| Objective |
Go through the listing beneath this task and return every line that carries the string "disinformation".

Data excerpts
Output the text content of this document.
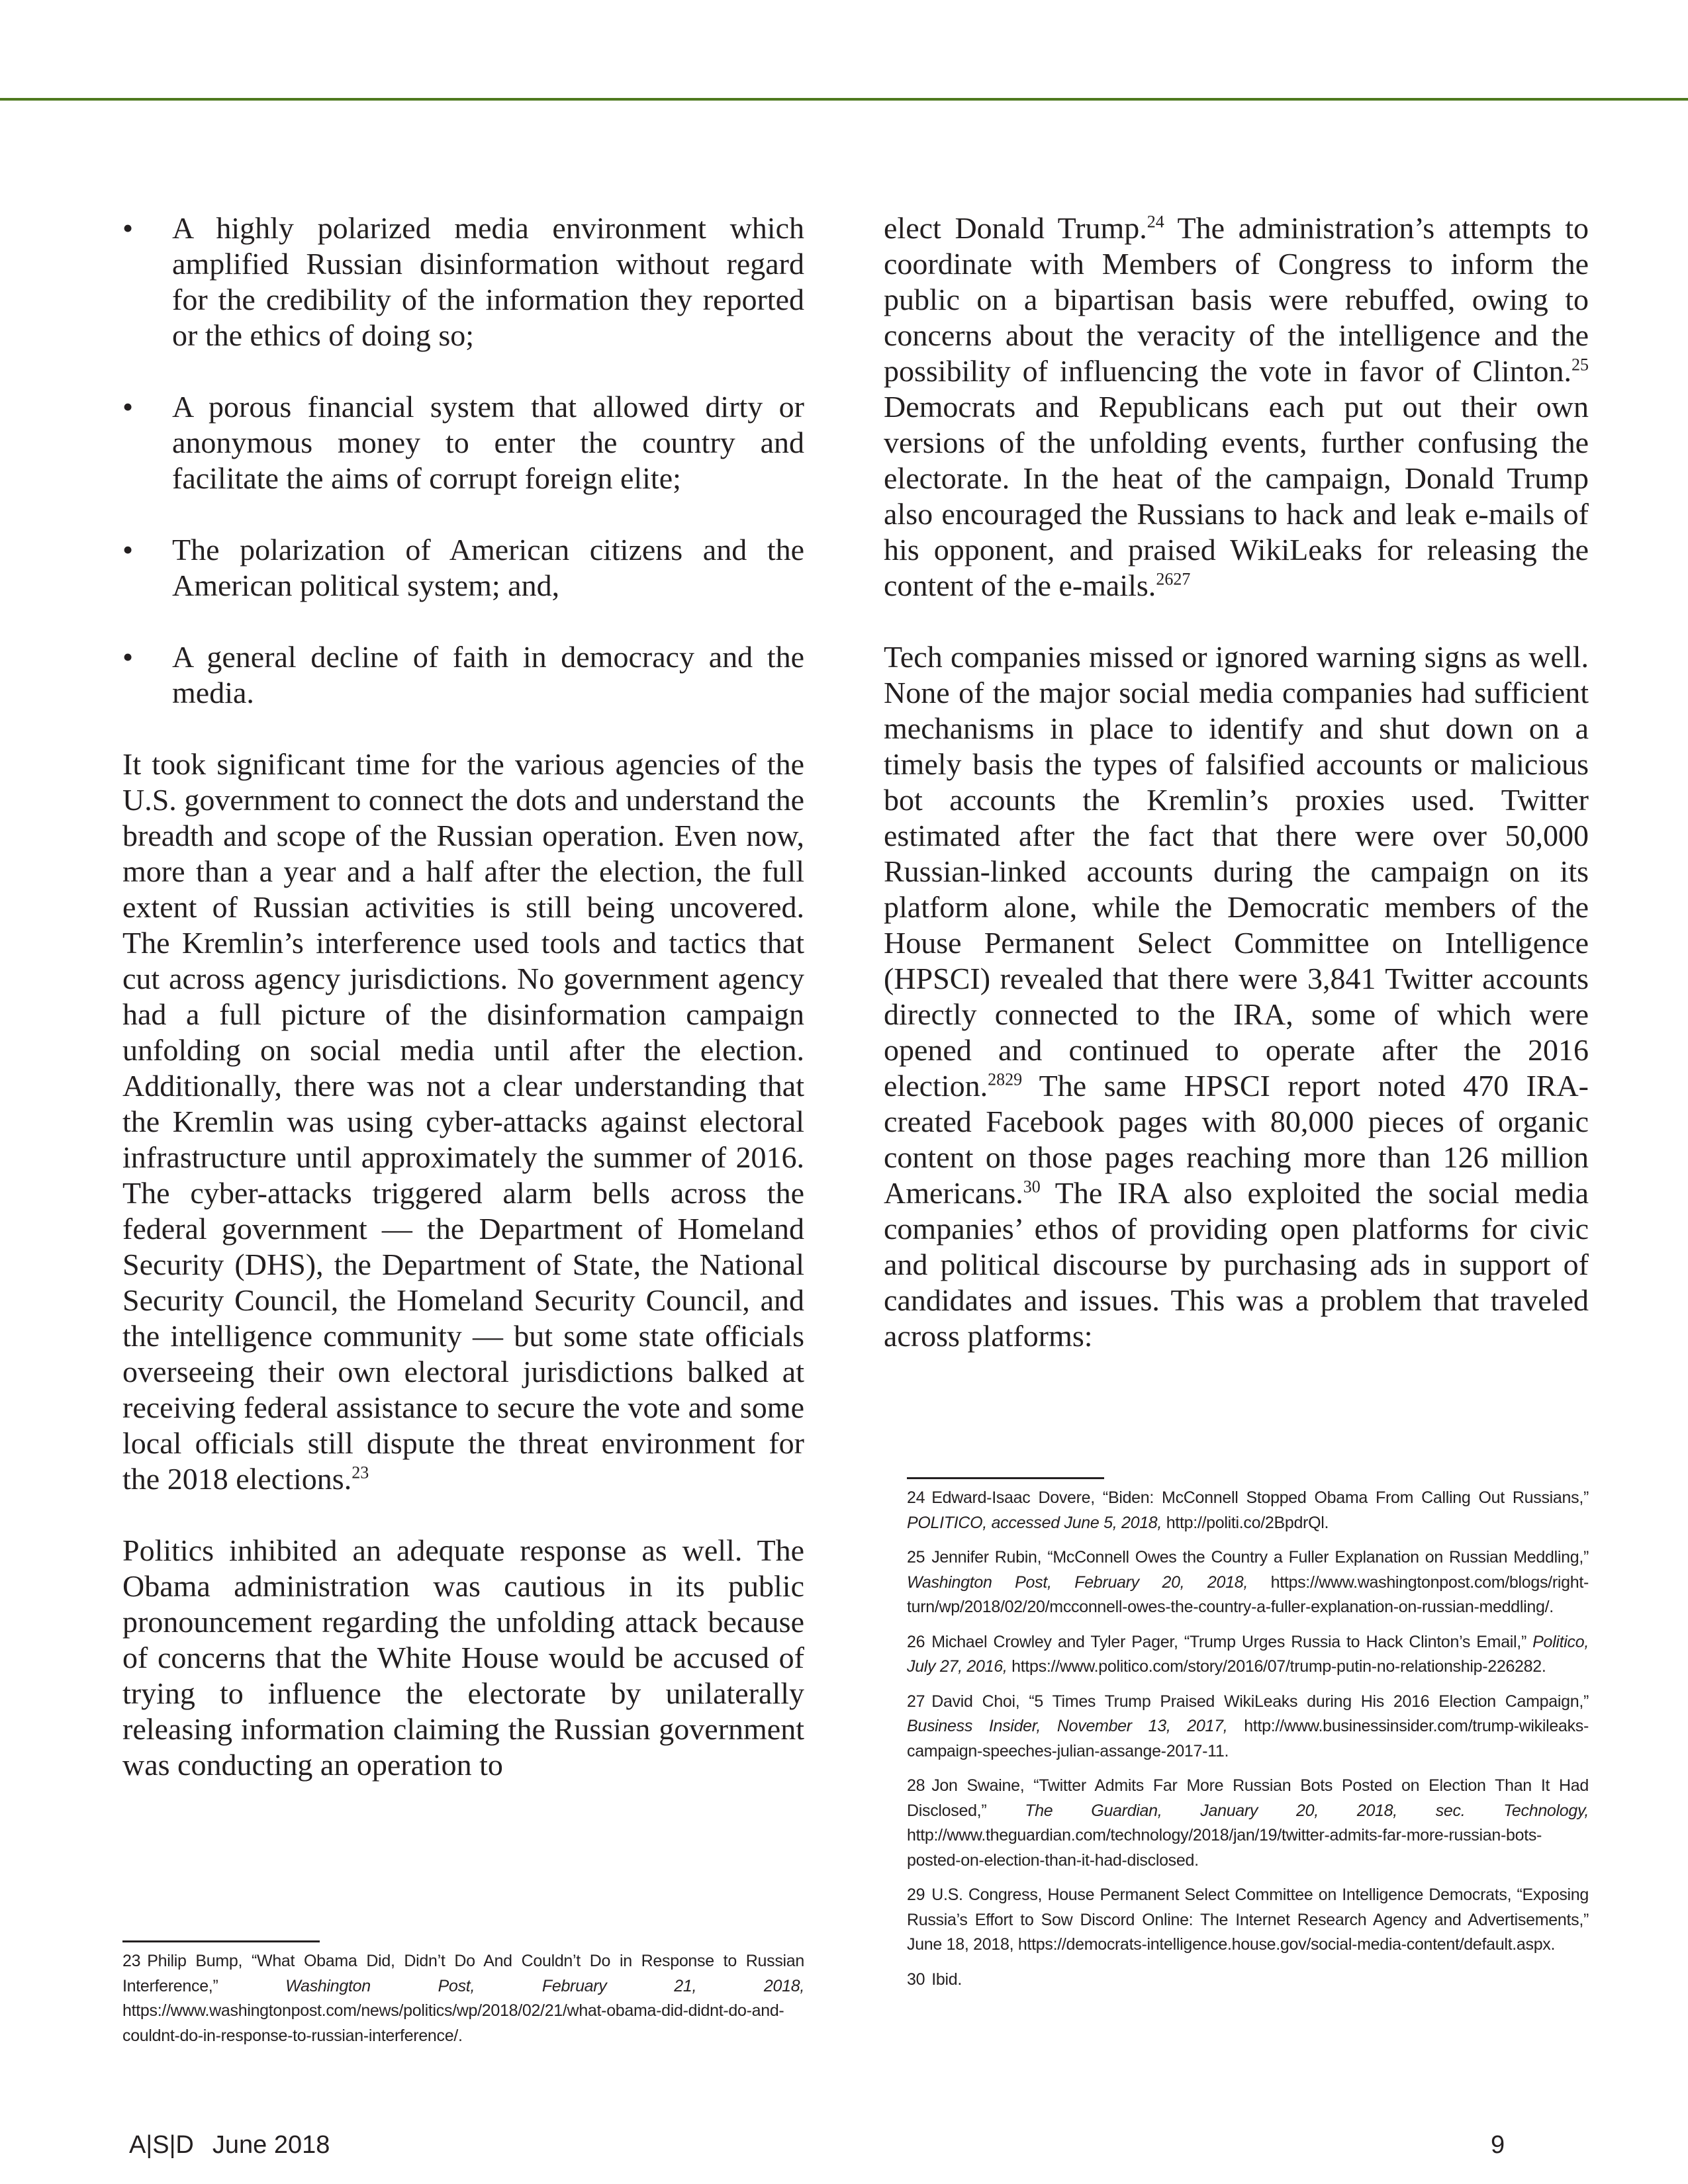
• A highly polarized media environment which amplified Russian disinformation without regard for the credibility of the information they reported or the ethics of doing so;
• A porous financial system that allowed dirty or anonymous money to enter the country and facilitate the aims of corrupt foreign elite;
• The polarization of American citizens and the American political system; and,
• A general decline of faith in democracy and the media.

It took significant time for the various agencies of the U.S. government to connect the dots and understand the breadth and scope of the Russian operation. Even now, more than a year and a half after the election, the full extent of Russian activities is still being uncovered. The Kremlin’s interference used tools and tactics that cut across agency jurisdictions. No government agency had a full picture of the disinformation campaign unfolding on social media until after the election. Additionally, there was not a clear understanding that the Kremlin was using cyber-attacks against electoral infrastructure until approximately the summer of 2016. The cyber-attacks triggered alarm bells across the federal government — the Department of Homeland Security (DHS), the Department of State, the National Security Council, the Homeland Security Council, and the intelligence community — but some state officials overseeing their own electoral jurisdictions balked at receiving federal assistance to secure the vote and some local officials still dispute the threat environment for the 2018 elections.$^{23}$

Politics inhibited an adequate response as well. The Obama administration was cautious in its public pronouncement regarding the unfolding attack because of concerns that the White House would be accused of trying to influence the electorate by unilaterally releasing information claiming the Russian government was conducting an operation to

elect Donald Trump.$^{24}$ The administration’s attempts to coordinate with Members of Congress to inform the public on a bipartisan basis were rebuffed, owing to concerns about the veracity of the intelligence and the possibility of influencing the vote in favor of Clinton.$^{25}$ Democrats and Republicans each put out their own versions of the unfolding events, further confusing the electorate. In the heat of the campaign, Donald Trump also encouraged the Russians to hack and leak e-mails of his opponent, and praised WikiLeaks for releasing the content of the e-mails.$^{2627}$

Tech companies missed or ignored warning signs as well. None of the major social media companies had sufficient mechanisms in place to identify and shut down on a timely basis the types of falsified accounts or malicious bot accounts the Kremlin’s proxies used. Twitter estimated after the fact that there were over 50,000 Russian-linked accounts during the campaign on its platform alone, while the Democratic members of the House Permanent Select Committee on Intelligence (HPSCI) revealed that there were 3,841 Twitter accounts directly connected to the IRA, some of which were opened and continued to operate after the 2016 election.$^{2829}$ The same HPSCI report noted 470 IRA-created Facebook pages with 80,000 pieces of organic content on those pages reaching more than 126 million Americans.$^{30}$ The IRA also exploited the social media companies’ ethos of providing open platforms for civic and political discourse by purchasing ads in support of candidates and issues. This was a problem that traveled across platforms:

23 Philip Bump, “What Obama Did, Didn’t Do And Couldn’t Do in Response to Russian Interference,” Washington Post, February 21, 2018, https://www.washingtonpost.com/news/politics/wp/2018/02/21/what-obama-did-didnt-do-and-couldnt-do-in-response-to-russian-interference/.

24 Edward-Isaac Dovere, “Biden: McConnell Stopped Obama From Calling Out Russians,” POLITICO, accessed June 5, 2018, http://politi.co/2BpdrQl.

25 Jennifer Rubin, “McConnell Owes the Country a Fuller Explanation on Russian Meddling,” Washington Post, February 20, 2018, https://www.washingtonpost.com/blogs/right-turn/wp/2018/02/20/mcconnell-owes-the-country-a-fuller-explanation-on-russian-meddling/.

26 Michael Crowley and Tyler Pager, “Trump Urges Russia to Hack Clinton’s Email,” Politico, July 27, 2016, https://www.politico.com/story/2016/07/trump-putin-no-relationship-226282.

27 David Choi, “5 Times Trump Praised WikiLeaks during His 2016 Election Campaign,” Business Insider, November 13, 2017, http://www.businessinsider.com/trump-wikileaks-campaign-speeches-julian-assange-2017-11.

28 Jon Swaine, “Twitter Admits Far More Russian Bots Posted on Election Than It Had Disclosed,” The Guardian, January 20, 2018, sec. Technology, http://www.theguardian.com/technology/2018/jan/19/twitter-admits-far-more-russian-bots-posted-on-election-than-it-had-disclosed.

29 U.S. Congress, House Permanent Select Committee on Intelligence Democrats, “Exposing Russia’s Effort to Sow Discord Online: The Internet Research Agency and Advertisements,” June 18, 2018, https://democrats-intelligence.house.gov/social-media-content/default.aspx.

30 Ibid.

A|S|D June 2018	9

...

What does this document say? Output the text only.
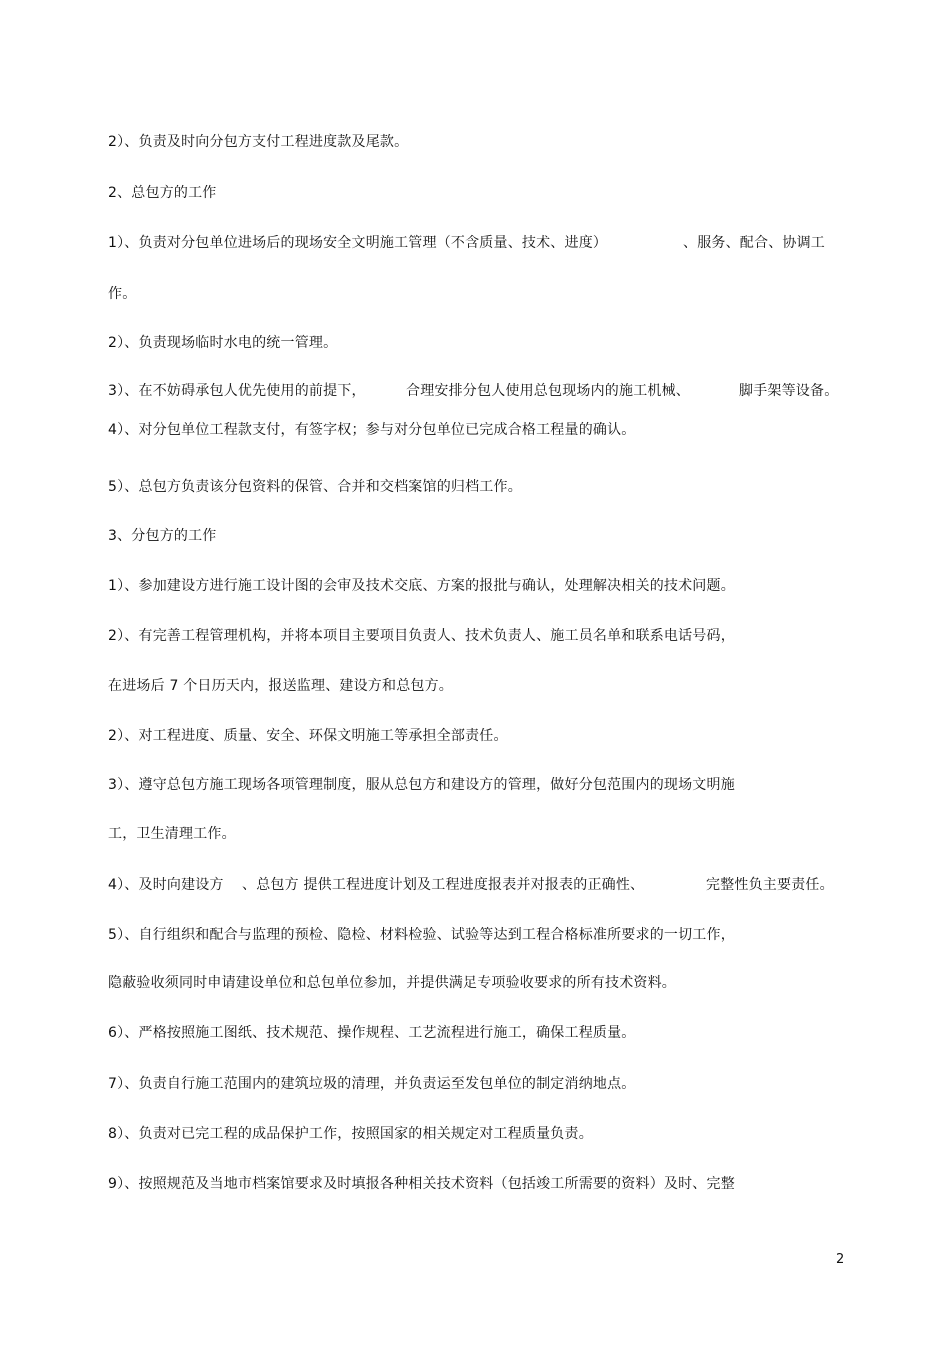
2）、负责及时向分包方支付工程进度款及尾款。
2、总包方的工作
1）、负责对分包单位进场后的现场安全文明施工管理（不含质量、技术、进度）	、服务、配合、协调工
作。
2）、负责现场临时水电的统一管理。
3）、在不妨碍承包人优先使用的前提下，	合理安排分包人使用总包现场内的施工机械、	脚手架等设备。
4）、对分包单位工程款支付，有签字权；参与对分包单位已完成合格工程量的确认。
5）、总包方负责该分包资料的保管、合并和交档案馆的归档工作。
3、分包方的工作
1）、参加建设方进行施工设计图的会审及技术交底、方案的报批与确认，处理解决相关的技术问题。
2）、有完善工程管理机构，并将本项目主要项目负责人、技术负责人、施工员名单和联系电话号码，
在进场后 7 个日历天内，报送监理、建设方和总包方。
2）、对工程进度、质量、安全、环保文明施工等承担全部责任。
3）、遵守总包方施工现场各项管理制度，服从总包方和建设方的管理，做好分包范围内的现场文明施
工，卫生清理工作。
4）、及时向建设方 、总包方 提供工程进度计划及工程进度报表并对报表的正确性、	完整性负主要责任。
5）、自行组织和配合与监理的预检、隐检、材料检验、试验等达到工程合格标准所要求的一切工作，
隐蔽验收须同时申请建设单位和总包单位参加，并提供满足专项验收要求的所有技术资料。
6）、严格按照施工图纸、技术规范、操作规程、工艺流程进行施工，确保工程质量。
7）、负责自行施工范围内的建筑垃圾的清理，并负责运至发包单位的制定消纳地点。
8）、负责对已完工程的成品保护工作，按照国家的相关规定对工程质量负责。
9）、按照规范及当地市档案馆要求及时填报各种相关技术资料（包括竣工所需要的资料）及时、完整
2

| Full response |
• A highly polarized media environment which amplified Russian disinformation without regard for the credibility of the information they reported or the ethics of doing so;
It took significant time for the various agencies of the U.S. government to connect the dots and understand the breadth and scope of the Russian operation. Even now, more than a year and a half after the election, the full extent of Russian activities is still being uncovered. The Kremlin’s interference used tools and tactics that cut across agency jurisdictions. No government agency had a full picture of the disinformation campaign unfolding on social media until after the election. Additionally, there was not a clear understanding that the Kremlin was using cyber-attacks against electoral infrastructure until approximately the summer of 2016. The cyber-attacks triggered alarm bells across the federal government — the Department of Homeland Security (DHS), the Department of State, the National Security Council, the Homeland Security Council, and the intelligence community — but some state officials overseeing their own electoral jurisdictions balked at receiving federal assistance to secure the vote and some local officials still dispute the threat environment for the 2018 elections.$^{23}$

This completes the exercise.